* **ENTRIES PROVIDED**
= = = =

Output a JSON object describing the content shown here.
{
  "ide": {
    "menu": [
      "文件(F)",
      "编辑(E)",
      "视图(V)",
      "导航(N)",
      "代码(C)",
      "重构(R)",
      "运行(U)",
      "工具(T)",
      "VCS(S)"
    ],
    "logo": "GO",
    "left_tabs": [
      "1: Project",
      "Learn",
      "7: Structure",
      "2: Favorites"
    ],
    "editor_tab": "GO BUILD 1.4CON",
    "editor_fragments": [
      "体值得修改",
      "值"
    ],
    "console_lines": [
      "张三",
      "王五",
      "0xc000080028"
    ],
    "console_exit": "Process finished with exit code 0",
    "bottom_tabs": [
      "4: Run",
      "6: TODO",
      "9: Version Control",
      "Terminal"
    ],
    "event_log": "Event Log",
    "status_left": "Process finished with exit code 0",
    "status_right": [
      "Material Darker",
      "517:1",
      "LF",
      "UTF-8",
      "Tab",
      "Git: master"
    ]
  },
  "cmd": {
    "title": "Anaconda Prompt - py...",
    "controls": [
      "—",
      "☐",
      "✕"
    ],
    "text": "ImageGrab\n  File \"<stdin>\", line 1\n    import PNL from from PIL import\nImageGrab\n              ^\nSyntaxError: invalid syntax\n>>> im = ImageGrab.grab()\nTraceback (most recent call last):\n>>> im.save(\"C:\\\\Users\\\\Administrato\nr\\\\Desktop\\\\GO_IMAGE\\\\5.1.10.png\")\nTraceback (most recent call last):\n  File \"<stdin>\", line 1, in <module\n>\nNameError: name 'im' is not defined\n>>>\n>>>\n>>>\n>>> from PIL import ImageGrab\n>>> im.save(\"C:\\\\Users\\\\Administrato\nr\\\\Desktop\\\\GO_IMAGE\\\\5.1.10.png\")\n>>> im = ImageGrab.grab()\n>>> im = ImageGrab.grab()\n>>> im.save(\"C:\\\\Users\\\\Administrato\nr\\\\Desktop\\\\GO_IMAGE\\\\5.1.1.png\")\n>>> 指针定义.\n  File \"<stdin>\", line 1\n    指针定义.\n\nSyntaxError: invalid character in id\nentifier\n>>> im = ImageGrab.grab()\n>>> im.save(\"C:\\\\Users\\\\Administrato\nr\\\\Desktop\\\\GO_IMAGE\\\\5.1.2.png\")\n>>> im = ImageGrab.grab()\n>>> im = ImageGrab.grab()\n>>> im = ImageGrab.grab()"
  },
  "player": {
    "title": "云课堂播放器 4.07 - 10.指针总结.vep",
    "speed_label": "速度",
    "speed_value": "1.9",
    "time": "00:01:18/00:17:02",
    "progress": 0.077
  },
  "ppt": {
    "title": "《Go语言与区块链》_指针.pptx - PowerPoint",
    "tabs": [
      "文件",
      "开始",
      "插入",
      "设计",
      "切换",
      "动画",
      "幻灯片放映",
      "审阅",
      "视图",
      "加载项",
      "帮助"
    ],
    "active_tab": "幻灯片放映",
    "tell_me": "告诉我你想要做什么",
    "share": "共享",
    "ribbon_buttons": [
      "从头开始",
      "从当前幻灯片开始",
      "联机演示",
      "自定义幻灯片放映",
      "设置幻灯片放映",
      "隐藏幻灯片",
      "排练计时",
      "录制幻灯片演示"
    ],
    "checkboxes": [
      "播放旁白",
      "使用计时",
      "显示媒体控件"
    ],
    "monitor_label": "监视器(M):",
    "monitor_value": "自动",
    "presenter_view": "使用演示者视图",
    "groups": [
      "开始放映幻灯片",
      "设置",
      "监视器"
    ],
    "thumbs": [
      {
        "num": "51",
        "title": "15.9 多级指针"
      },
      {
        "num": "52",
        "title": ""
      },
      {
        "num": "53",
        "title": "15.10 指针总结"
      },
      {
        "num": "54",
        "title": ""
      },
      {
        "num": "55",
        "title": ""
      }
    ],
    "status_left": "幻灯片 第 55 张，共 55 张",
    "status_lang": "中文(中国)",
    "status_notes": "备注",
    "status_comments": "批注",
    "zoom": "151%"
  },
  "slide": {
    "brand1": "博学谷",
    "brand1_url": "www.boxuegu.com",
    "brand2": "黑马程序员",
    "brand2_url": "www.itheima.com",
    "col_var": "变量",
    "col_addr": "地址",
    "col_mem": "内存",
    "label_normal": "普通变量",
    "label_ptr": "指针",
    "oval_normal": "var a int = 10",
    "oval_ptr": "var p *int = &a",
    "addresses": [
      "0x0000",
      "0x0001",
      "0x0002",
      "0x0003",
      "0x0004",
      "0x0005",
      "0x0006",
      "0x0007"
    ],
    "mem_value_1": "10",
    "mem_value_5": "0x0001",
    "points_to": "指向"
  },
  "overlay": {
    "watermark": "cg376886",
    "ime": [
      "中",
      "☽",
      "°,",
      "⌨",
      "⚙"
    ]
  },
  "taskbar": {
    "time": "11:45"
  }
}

= = = =

* **AIM OF THE EXERCISE**
Show each line in the entries that holds the string "指针总结".

* **CORRECT ANSWER**
    "title": "云课堂播放器 4.07 - 10.指针总结.vep",
        "title": "15.10 指针总结"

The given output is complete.